* Start Extracted information *
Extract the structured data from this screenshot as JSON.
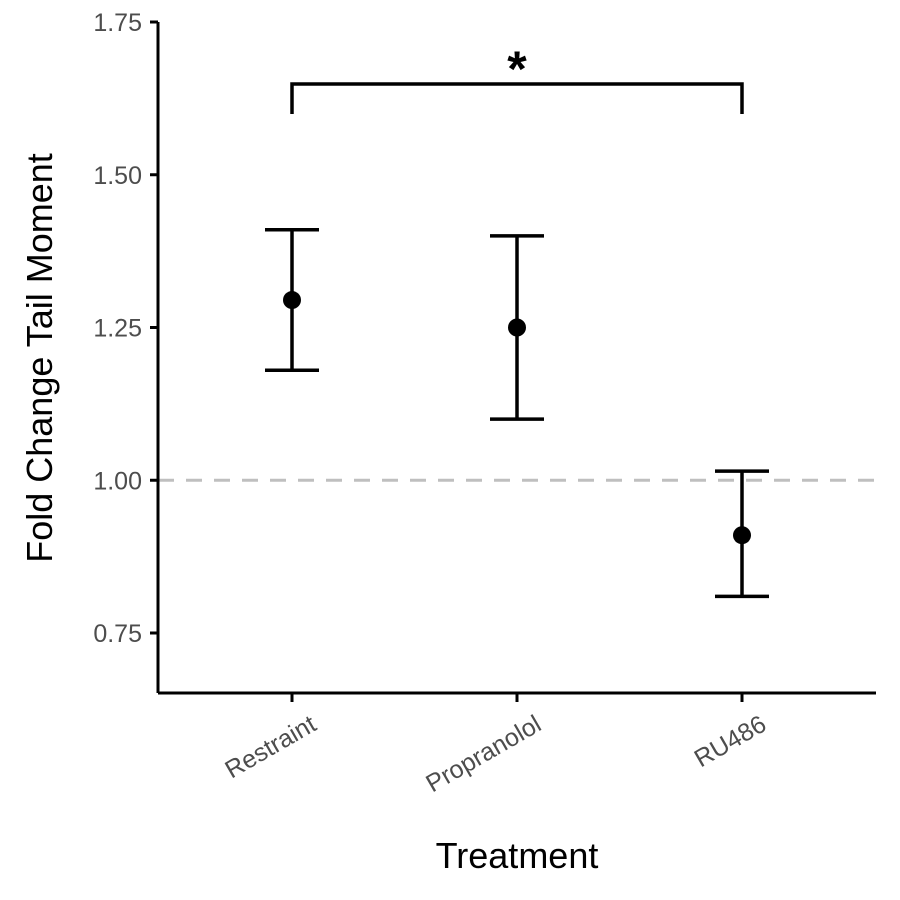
{
  "chart_data": {
    "type": "scatter",
    "xlabel": "Treatment",
    "ylabel": "Fold Change Tail Moment",
    "categories": [
      "Restraint",
      "Propranolol",
      "RU486"
    ],
    "values": [
      1.295,
      1.25,
      0.91
    ],
    "error_low": [
      1.18,
      1.1,
      0.81
    ],
    "error_high": [
      1.41,
      1.4,
      1.015
    ],
    "ylim": [
      0.65,
      1.75
    ],
    "yticks": [
      0.75,
      1.0,
      1.25,
      1.5,
      1.75
    ],
    "ytick_labels": [
      "0.75",
      "1.00",
      "1.25",
      "1.50",
      "1.75"
    ],
    "reference_line": {
      "y": 1.0,
      "style": "dashed",
      "color": "#bfbfbf"
    },
    "significance": {
      "from": "Restraint",
      "to": "RU486",
      "label": "*",
      "bracket_y": 1.65,
      "bracket_drop_to": 1.6
    },
    "grid": false,
    "point_color": "#000000"
  }
}
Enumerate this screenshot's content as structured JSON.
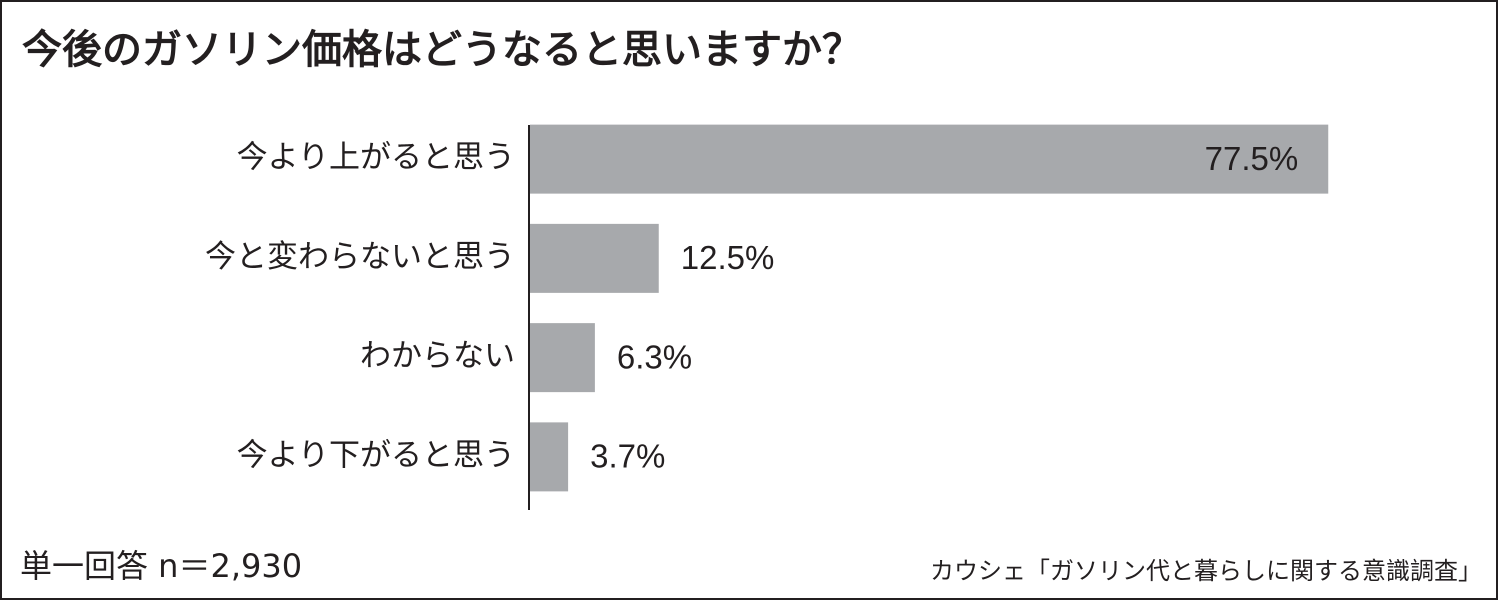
{
  "chart_data": {
    "type": "bar",
    "orientation": "horizontal",
    "title": "今後のガソリン価格はどうなると思いますか？",
    "categories": [
      "今より上がると思う",
      "今と変わらないと思う",
      "わからない",
      "今より下がると思う"
    ],
    "values": [
      77.5,
      12.5,
      6.3,
      3.7
    ],
    "value_labels": [
      "77.5%",
      "12.5%",
      "6.3%",
      "3.7%"
    ],
    "color": "#a7a9ac",
    "note": "単一回答 n＝2,930",
    "source": "カウシェ「ガソリン代と暮らしに関する意識調査」"
  }
}
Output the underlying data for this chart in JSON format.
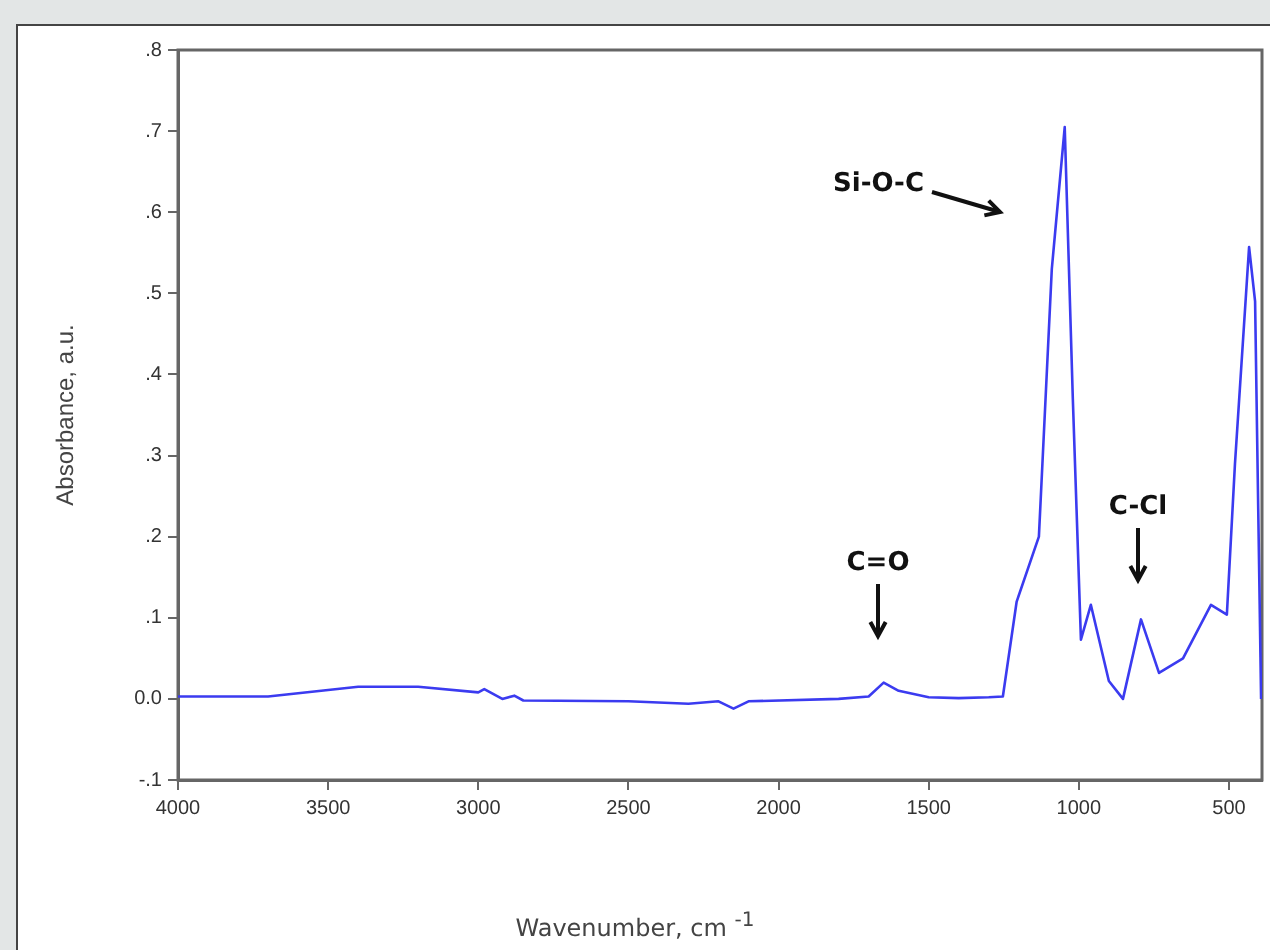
{
  "chart_data": {
    "type": "line",
    "xlabel": "Wavenumber, cm $^{-1}$",
    "ylabel": "Absorbance, a.u.",
    "x": [
      4000,
      3700,
      3400,
      3200,
      3000,
      2980,
      2920,
      2880,
      2850,
      2500,
      2300,
      2200,
      2150,
      2100,
      1800,
      1700,
      1650,
      1600,
      1500,
      1400,
      1300,
      1253,
      1207,
      1133,
      1090,
      1047,
      1020,
      993,
      960,
      900,
      853,
      793,
      733,
      653,
      560,
      507,
      480,
      433,
      413,
      393
    ],
    "series": [
      {
        "color": "#3b3bf0",
        "values": [
          0.003,
          0.003,
          0.015,
          0.015,
          0.008,
          0.012,
          0.0,
          0.004,
          -0.002,
          -0.003,
          -0.006,
          -0.003,
          -0.012,
          -0.003,
          0.0,
          0.003,
          0.02,
          0.01,
          0.002,
          0.001,
          0.002,
          0.003,
          0.12,
          0.2,
          0.53,
          0.705,
          0.37,
          0.073,
          0.116,
          0.022,
          0.0,
          0.098,
          0.032,
          0.05,
          0.116,
          0.104,
          0.29,
          0.557,
          0.49,
          0.0
        ]
      }
    ],
    "xlim": [
      4000,
      390
    ],
    "xticks": [
      4000,
      3500,
      3000,
      2500,
      2000,
      1500,
      1000,
      500
    ],
    "ylim": [
      -0.1,
      0.8
    ],
    "yticks": [
      {
        "value": -0.1,
        "label": "-.1"
      },
      {
        "value": 0,
        "label": "0.0"
      },
      {
        "value": 0.1,
        "label": ".1"
      },
      {
        "value": 0.2,
        "label": ".2"
      },
      {
        "value": 0.3,
        "label": ".3"
      },
      {
        "value": 0.4,
        "label": ".4"
      },
      {
        "value": 0.5,
        "label": ".5"
      },
      {
        "value": 0.6,
        "label": ".6"
      },
      {
        "value": 0.7,
        "label": ".7"
      },
      {
        "value": 0.8,
        "label": ".8"
      }
    ],
    "annotations": [
      "Si-O-C",
      "C=O",
      "C-Cl"
    ],
    "grid": false,
    "legend": false,
    "marker": "none",
    "line_style": "solid"
  }
}
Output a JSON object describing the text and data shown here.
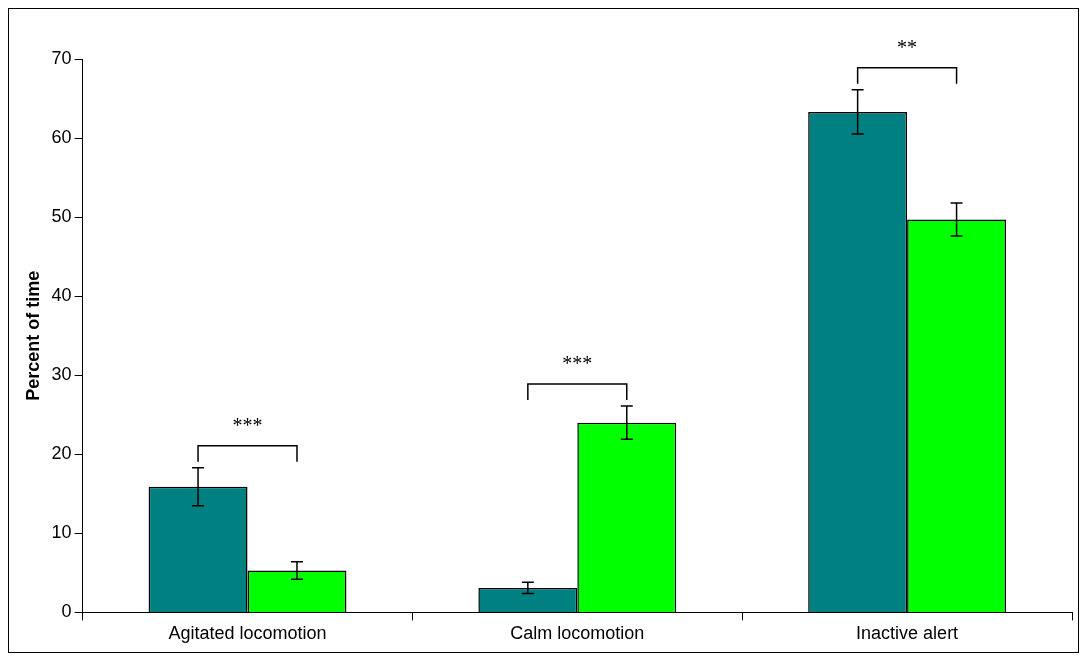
{
  "chart_data": {
    "type": "bar",
    "ylabel": "Percent of time",
    "categories": [
      "Agitated locomotion",
      "Calm locomotion",
      "Inactive alert"
    ],
    "series": [
      {
        "color": "#008080",
        "values": [
          15.9,
          3.1,
          63.3
        ],
        "errors": [
          2.4,
          0.7,
          2.8
        ]
      },
      {
        "color": "#00ff00",
        "values": [
          5.3,
          24.0,
          49.7
        ],
        "errors": [
          1.1,
          2.1,
          2.1
        ]
      }
    ],
    "ylim": [
      0,
      70
    ],
    "yticks": [
      0,
      10,
      20,
      30,
      40,
      50,
      60,
      70
    ],
    "grid": false,
    "legend": false,
    "annotations": [
      "***",
      "***",
      "**"
    ]
  }
}
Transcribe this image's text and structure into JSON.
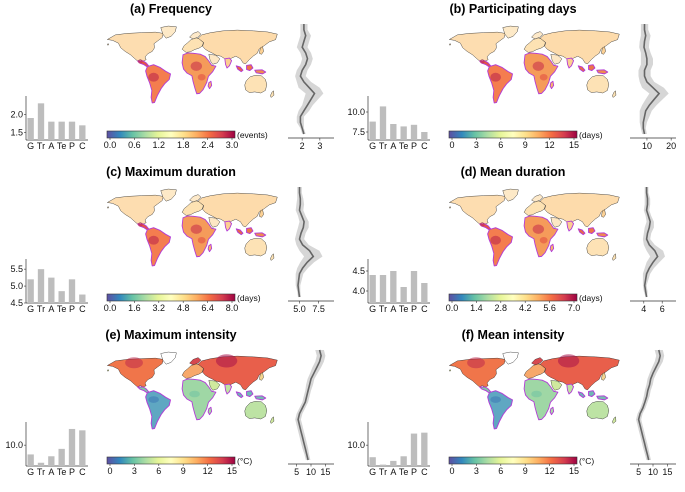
{
  "figure": {
    "background": "#ffffff",
    "ocean_color": "#ffffff",
    "coast_color": "#222222",
    "tropics_highlight_color": "#b23bd6",
    "bar_color": "#bdbdbd",
    "profile_line_color": "#666666",
    "profile_band_color": "#d6d6d6"
  },
  "chart_data": [
    {
      "type": "heatmap",
      "panel": "a",
      "title": "(a) Frequency",
      "colormap": "Spectral_r",
      "map_scale": "low",
      "colorbar": {
        "ticks": [
          "0.0",
          "0.6",
          "1.2",
          "1.8",
          "2.4",
          "3.0"
        ],
        "unit": "(events)",
        "range": [
          0,
          3
        ]
      },
      "bars": {
        "categories": [
          "G",
          "Tr",
          "A",
          "Te",
          "P",
          "C"
        ],
        "values": [
          1.9,
          2.3,
          1.8,
          1.8,
          1.8,
          1.7
        ],
        "ylim": [
          1.3,
          2.5
        ],
        "yticks": [
          "1.5",
          "2.0"
        ],
        "ytick_values": [
          1.5,
          2.0
        ]
      },
      "profile": {
        "xticks": [
          "2",
          "3"
        ],
        "xtick_values": [
          2,
          3
        ],
        "xlim": [
          1.2,
          3.8
        ],
        "mean": [
          2.1,
          2.1,
          2.2,
          2.1,
          2.0,
          2.2,
          2.3,
          2.2,
          2.0,
          1.9,
          2.1,
          2.4,
          2.7,
          2.5,
          2.3,
          2.1,
          1.9,
          1.9,
          2.0,
          2.1
        ],
        "spread": [
          0.2,
          0.2,
          0.3,
          0.3,
          0.3,
          0.3,
          0.3,
          0.3,
          0.3,
          0.3,
          0.4,
          0.6,
          0.5,
          0.4,
          0.3,
          0.3,
          0.2,
          0.2,
          0.1,
          0.1
        ]
      }
    },
    {
      "type": "heatmap",
      "panel": "b",
      "title": "(b) Participating days",
      "colormap": "Spectral_r",
      "map_scale": "low",
      "colorbar": {
        "ticks": [
          "0",
          "3",
          "6",
          "9",
          "12",
          "15"
        ],
        "unit": "(days)",
        "range": [
          0,
          15
        ]
      },
      "bars": {
        "categories": [
          "G",
          "Tr",
          "A",
          "Te",
          "P",
          "C"
        ],
        "values": [
          8.8,
          10.7,
          8.5,
          8.2,
          8.4,
          7.5
        ],
        "ylim": [
          6.5,
          12
        ],
        "yticks": [
          "7.5",
          "10.0"
        ],
        "ytick_values": [
          7.5,
          10.0
        ]
      },
      "profile": {
        "xticks": [
          "10",
          "20"
        ],
        "xtick_values": [
          10,
          20
        ],
        "xlim": [
          3,
          22
        ],
        "mean": [
          9,
          9,
          9.5,
          9,
          8.8,
          9.5,
          10,
          10,
          9,
          9,
          10,
          12.5,
          15,
          13,
          11,
          9.5,
          9,
          8.5,
          8.5,
          9
        ],
        "spread": [
          1.5,
          1.5,
          2,
          2,
          2,
          2,
          2.5,
          2.5,
          2.5,
          2.5,
          3,
          4.5,
          4,
          3.5,
          3,
          2.5,
          2,
          1.5,
          1,
          1
        ]
      }
    },
    {
      "type": "heatmap",
      "panel": "c",
      "title": "(c) Maximum duration",
      "colormap": "Spectral_r",
      "map_scale": "low",
      "colorbar": {
        "ticks": [
          "0.0",
          "1.6",
          "3.2",
          "4.8",
          "6.4",
          "8.0"
        ],
        "unit": "(days)",
        "range": [
          0,
          8
        ]
      },
      "bars": {
        "categories": [
          "G",
          "Tr",
          "A",
          "Te",
          "P",
          "C"
        ],
        "values": [
          5.2,
          5.5,
          5.25,
          4.85,
          5.2,
          4.75
        ],
        "ylim": [
          4.5,
          5.8
        ],
        "yticks": [
          "4.5",
          "5.0",
          "5.5"
        ],
        "ytick_values": [
          4.5,
          5.0,
          5.5
        ]
      },
      "profile": {
        "xticks": [
          "5.0",
          "7.5"
        ],
        "xtick_values": [
          5.0,
          7.5
        ],
        "xlim": [
          3.5,
          9.5
        ],
        "mean": [
          5,
          5,
          5.1,
          5.1,
          5,
          5.3,
          5.6,
          5.5,
          5.2,
          5,
          5.4,
          6.3,
          6.8,
          6,
          5.4,
          5,
          4.9,
          4.8,
          4.9,
          5
        ],
        "spread": [
          0.3,
          0.3,
          0.4,
          0.5,
          0.5,
          0.5,
          0.6,
          0.7,
          0.6,
          0.6,
          0.8,
          1.3,
          1.2,
          0.9,
          0.7,
          0.5,
          0.4,
          0.3,
          0.2,
          0.2
        ]
      }
    },
    {
      "type": "heatmap",
      "panel": "d",
      "title": "(d) Mean duration",
      "colormap": "Spectral_r",
      "map_scale": "low",
      "colorbar": {
        "ticks": [
          "0.0",
          "1.4",
          "2.8",
          "4.2",
          "5.6",
          "7.0"
        ],
        "unit": "(days)",
        "range": [
          0,
          7
        ]
      },
      "bars": {
        "categories": [
          "G",
          "Tr",
          "A",
          "Te",
          "P",
          "C"
        ],
        "values": [
          4.4,
          4.4,
          4.5,
          4.1,
          4.5,
          4.2
        ],
        "ylim": [
          3.7,
          4.8
        ],
        "yticks": [
          "4.0",
          "4.5"
        ],
        "ytick_values": [
          4.0,
          4.5
        ]
      },
      "profile": {
        "xticks": [
          "4",
          "6"
        ],
        "xtick_values": [
          4,
          6
        ],
        "xlim": [
          2.5,
          7.5
        ],
        "mean": [
          4.3,
          4.3,
          4.4,
          4.4,
          4.3,
          4.5,
          4.7,
          4.6,
          4.4,
          4.3,
          4.6,
          5.2,
          5.5,
          5,
          4.6,
          4.3,
          4.2,
          4.1,
          4.2,
          4.3
        ],
        "spread": [
          0.2,
          0.2,
          0.3,
          0.3,
          0.3,
          0.3,
          0.4,
          0.5,
          0.4,
          0.4,
          0.6,
          0.9,
          0.8,
          0.7,
          0.5,
          0.4,
          0.3,
          0.2,
          0.2,
          0.1
        ]
      }
    },
    {
      "type": "heatmap",
      "panel": "e",
      "title": "(e) Maximum intensity",
      "colormap": "Spectral_r",
      "map_scale": "high_lat",
      "colorbar": {
        "ticks": [
          "0",
          "3",
          "6",
          "9",
          "12",
          "15"
        ],
        "unit": "(°C)",
        "range": [
          0,
          15
        ]
      },
      "bars": {
        "categories": [
          "G",
          "Tr",
          "A",
          "Te",
          "P",
          "C"
        ],
        "values": [
          8,
          6.2,
          7.6,
          9.2,
          13.5,
          13.2
        ],
        "ylim": [
          5.5,
          15
        ],
        "yticks": [
          "10.0"
        ],
        "ytick_values": [
          10.0
        ]
      },
      "profile": {
        "xticks": [
          "5",
          "10",
          "15"
        ],
        "xtick_values": [
          5,
          10,
          15
        ],
        "xlim": [
          2,
          18
        ],
        "mean": [
          13,
          13.5,
          13,
          12,
          11,
          10,
          9.5,
          9,
          8.5,
          8,
          7,
          6,
          5.5,
          6,
          6.5,
          7,
          7.5,
          8,
          8.5,
          9
        ],
        "spread": [
          1.5,
          1.5,
          1.5,
          1.5,
          1.3,
          1.2,
          1.2,
          1,
          1,
          1,
          1,
          1,
          1,
          1,
          1,
          1,
          1,
          1,
          0.8,
          0.8
        ]
      }
    },
    {
      "type": "heatmap",
      "panel": "f",
      "title": "(f) Mean intensity",
      "colormap": "Spectral_r",
      "map_scale": "high_lat",
      "colorbar": {
        "ticks": [
          "0",
          "3",
          "6",
          "9",
          "12",
          "15"
        ],
        "unit": "(°C)",
        "range": [
          0,
          15
        ]
      },
      "bars": {
        "categories": [
          "G",
          "Tr",
          "A",
          "Te",
          "P",
          "C"
        ],
        "values": [
          7.4,
          5.8,
          6.6,
          7.6,
          12.5,
          12.7
        ],
        "ylim": [
          5.5,
          15
        ],
        "yticks": [
          "10.0"
        ],
        "ytick_values": [
          10.0
        ]
      },
      "profile": {
        "xticks": [
          "5",
          "10",
          "15"
        ],
        "xtick_values": [
          5,
          10,
          15
        ],
        "xlim": [
          2,
          18
        ],
        "mean": [
          12,
          12.5,
          12,
          11,
          10,
          9.2,
          8.8,
          8.2,
          7.8,
          7.2,
          6.5,
          5.5,
          5,
          5.5,
          6,
          6.5,
          7,
          7.5,
          8,
          8.5
        ],
        "spread": [
          1.4,
          1.4,
          1.4,
          1.3,
          1.2,
          1.1,
          1.1,
          1,
          1,
          0.9,
          0.9,
          0.9,
          0.9,
          0.9,
          0.9,
          0.9,
          0.9,
          0.9,
          0.8,
          0.8
        ]
      }
    }
  ]
}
* End Extracted information *
▶ _What is asked_: Copy every line that contains the string "JSON".

▶ _Correct answer_:
Extract the structured data from this screenshot as JSON.
Enumerate this screenshot's content as structured JSON.
Output the underlying data for this chart in JSON format.
Output a JSON object describing the text and data shown here.
Transcribe this image's text and structure into JSON.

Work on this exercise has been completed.